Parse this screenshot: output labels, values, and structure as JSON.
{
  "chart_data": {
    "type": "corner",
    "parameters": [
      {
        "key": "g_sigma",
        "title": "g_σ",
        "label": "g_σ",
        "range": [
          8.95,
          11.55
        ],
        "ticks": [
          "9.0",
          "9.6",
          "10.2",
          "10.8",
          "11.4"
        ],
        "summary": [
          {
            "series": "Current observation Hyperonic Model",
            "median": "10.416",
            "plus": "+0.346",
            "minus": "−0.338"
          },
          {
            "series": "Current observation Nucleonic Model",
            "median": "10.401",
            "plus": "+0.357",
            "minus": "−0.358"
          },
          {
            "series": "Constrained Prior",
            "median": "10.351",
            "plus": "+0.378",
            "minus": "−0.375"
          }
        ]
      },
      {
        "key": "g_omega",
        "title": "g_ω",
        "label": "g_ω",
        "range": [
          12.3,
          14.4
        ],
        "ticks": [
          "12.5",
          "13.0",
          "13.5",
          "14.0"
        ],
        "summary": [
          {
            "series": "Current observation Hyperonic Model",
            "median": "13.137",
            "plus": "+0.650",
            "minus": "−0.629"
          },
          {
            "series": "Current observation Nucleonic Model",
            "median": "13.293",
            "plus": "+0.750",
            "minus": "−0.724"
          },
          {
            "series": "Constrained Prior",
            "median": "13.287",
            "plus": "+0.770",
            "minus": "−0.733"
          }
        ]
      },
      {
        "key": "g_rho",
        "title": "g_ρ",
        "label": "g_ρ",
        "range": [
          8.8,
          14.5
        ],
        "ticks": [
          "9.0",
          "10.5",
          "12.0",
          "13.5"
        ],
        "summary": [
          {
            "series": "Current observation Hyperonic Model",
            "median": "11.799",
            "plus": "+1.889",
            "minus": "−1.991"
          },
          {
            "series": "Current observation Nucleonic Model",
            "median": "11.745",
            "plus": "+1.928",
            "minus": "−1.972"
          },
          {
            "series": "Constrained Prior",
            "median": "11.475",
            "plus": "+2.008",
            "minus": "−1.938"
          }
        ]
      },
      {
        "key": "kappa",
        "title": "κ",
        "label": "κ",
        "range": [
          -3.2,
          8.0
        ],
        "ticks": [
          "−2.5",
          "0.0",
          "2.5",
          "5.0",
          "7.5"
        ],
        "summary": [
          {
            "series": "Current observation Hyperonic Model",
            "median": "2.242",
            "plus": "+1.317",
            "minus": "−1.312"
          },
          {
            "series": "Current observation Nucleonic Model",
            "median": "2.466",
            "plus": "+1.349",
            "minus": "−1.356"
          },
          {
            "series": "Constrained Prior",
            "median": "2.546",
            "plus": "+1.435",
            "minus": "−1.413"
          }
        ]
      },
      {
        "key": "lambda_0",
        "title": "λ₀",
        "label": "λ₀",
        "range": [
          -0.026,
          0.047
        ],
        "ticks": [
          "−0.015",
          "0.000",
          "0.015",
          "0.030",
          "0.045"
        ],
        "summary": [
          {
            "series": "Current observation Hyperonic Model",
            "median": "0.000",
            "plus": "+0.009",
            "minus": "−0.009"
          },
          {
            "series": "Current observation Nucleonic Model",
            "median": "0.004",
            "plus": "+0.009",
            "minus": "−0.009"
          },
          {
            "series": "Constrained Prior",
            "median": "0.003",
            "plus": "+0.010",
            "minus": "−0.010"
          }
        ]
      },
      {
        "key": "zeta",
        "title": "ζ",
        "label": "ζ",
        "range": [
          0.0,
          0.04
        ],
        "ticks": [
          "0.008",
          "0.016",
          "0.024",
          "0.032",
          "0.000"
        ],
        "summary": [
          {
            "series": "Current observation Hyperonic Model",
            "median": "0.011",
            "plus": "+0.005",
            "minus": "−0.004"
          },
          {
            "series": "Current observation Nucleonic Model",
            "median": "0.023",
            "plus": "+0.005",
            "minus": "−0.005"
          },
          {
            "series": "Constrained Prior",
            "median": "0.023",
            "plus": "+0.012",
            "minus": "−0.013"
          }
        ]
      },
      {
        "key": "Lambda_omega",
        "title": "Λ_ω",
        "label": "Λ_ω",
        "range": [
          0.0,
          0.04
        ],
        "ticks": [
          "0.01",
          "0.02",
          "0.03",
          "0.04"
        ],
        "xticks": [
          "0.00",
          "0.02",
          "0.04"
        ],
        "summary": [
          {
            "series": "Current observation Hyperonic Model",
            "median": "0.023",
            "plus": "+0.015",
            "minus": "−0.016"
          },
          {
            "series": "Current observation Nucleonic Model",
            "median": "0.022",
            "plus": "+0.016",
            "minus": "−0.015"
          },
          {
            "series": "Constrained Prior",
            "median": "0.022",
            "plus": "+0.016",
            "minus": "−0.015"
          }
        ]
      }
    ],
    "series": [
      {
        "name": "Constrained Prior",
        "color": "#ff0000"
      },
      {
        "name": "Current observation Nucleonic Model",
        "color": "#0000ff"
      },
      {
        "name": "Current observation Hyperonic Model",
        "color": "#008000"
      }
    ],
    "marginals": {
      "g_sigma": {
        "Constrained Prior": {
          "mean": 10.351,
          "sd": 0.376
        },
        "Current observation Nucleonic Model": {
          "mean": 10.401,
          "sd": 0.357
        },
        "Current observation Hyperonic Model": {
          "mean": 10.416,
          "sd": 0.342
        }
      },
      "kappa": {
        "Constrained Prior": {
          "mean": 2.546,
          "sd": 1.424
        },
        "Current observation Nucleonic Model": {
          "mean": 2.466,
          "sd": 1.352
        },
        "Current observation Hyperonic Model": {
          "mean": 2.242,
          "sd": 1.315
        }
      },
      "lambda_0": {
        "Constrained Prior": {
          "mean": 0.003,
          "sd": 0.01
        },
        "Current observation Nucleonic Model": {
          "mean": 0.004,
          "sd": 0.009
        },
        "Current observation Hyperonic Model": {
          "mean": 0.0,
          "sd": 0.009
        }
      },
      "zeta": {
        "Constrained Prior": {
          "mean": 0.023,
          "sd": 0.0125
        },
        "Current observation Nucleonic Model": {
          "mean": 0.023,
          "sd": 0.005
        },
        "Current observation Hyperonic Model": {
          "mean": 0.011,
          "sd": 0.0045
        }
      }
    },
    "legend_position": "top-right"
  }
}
...
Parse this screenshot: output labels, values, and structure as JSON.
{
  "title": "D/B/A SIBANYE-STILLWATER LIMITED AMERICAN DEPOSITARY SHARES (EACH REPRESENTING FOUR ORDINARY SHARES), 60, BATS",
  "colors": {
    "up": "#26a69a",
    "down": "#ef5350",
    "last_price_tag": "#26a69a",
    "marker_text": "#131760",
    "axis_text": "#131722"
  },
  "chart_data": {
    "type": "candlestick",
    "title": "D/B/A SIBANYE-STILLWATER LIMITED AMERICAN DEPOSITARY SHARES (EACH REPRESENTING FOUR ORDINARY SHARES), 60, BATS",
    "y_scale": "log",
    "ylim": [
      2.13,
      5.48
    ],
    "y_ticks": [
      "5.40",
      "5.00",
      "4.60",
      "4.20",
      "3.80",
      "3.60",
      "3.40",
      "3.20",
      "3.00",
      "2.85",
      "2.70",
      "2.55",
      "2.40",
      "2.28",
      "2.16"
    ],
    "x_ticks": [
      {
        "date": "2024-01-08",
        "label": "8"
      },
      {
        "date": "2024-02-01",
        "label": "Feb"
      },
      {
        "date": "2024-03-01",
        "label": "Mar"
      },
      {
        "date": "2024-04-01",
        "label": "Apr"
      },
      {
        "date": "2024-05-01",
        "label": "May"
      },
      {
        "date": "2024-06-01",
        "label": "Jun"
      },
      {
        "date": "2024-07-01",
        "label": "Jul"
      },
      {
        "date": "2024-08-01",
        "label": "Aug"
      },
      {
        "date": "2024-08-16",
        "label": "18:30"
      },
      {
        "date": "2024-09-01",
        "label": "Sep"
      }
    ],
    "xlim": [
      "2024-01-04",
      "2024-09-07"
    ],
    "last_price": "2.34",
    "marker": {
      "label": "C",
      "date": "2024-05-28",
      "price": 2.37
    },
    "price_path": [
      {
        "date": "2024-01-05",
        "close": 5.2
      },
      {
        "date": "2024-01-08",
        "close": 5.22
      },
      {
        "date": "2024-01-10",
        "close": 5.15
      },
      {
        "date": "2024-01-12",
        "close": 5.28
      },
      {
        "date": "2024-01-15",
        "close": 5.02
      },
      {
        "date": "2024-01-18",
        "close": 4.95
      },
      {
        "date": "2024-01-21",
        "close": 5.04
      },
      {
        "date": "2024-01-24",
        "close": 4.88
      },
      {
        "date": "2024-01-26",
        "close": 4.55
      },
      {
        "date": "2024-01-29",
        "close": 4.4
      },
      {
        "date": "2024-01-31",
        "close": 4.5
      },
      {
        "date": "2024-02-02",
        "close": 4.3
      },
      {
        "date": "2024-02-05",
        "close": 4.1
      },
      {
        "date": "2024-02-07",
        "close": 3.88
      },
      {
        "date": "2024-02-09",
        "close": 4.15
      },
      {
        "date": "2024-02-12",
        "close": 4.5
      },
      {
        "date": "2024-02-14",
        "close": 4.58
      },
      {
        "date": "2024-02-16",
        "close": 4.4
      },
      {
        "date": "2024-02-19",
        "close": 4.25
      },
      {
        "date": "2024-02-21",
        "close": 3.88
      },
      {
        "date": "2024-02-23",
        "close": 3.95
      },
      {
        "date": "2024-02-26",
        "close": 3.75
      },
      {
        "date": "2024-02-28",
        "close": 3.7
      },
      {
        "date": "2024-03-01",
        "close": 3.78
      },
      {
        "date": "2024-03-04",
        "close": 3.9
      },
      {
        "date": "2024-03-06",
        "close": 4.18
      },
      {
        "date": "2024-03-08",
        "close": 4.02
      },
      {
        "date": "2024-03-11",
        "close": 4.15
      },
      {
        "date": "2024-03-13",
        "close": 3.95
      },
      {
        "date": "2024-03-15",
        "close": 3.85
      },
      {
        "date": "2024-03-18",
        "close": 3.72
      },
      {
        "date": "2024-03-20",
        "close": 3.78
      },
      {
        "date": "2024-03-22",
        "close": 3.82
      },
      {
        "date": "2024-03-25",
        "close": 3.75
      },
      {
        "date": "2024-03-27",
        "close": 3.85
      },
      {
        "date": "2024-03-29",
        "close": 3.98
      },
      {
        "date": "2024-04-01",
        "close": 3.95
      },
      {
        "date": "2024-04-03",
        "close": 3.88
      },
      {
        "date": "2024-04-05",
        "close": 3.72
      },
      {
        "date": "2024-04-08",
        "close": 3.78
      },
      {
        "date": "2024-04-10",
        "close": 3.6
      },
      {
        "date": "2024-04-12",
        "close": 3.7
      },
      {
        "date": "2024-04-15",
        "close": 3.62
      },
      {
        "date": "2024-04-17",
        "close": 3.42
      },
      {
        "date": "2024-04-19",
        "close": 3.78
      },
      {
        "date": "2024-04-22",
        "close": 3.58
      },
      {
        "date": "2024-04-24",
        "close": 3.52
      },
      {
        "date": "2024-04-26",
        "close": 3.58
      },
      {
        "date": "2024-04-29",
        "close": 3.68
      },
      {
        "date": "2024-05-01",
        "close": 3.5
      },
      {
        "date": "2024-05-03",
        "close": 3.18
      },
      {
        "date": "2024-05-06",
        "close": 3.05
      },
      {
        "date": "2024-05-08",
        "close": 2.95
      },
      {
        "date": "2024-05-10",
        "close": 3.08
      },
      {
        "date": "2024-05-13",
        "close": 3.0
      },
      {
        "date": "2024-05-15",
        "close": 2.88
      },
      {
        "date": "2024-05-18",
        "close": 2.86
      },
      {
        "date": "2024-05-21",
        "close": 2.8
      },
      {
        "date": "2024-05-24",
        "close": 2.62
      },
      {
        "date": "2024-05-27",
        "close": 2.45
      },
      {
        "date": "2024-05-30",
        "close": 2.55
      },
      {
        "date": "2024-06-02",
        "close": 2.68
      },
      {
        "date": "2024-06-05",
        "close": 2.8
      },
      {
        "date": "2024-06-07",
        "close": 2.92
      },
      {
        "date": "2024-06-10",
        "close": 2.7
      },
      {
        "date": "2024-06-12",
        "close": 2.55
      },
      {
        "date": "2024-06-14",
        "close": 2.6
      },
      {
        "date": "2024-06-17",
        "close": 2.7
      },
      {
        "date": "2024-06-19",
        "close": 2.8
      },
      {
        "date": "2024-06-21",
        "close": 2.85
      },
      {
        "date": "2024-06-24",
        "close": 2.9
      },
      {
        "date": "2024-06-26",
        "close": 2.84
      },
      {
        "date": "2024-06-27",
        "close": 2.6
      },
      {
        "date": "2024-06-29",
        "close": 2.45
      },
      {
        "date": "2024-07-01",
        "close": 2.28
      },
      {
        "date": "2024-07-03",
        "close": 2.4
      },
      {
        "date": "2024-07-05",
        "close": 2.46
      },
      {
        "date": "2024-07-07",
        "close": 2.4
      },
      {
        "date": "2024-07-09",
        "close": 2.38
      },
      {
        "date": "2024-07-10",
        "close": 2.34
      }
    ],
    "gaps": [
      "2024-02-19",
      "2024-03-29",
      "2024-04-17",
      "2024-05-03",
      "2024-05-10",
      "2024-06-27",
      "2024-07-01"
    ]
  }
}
==
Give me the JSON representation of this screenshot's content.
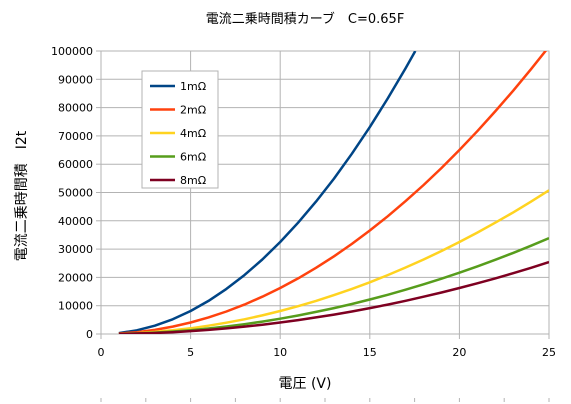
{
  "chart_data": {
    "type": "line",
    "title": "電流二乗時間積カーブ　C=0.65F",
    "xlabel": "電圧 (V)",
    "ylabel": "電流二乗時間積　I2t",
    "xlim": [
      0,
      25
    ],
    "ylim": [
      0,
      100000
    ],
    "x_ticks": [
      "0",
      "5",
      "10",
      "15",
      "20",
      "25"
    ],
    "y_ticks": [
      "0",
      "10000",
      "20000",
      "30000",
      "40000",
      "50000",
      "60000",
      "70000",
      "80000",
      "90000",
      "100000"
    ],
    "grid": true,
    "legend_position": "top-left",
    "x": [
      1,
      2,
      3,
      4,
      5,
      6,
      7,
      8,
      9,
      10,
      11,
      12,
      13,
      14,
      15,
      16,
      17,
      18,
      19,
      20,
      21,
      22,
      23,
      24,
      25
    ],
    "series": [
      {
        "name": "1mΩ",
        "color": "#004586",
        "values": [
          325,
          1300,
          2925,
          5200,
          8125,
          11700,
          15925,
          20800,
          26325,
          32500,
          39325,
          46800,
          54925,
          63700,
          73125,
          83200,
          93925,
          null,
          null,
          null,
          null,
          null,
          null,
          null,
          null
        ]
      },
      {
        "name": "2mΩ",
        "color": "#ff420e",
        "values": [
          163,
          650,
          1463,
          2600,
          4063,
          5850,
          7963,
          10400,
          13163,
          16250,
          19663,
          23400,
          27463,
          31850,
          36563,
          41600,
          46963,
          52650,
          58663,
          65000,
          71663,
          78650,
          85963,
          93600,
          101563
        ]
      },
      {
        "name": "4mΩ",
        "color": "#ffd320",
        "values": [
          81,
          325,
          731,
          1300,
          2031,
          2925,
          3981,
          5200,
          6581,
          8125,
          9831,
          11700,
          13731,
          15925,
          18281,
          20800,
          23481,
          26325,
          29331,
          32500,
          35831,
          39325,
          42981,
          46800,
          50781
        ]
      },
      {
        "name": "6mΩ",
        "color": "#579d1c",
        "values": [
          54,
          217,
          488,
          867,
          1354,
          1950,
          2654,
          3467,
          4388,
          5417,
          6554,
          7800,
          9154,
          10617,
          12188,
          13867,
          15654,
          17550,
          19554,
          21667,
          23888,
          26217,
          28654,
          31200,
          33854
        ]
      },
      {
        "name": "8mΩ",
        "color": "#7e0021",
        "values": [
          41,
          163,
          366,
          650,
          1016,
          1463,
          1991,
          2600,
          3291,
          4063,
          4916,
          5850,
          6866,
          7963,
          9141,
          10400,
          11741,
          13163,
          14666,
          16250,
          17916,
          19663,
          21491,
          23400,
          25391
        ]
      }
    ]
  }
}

Problem to work on:
Gather up every line in the data above that contains the word "SHARES", copying each one.

Solved exercise:
  "title": "D/B/A SIBANYE-STILLWATER LIMITED AMERICAN DEPOSITARY SHARES (EACH REPRESENTING FOUR ORDINARY SHARES), 60, BATS",
    "title": "D/B/A SIBANYE-STILLWATER LIMITED AMERICAN DEPOSITARY SHARES (EACH REPRESENTING FOUR ORDINARY SHARES), 60, BATS",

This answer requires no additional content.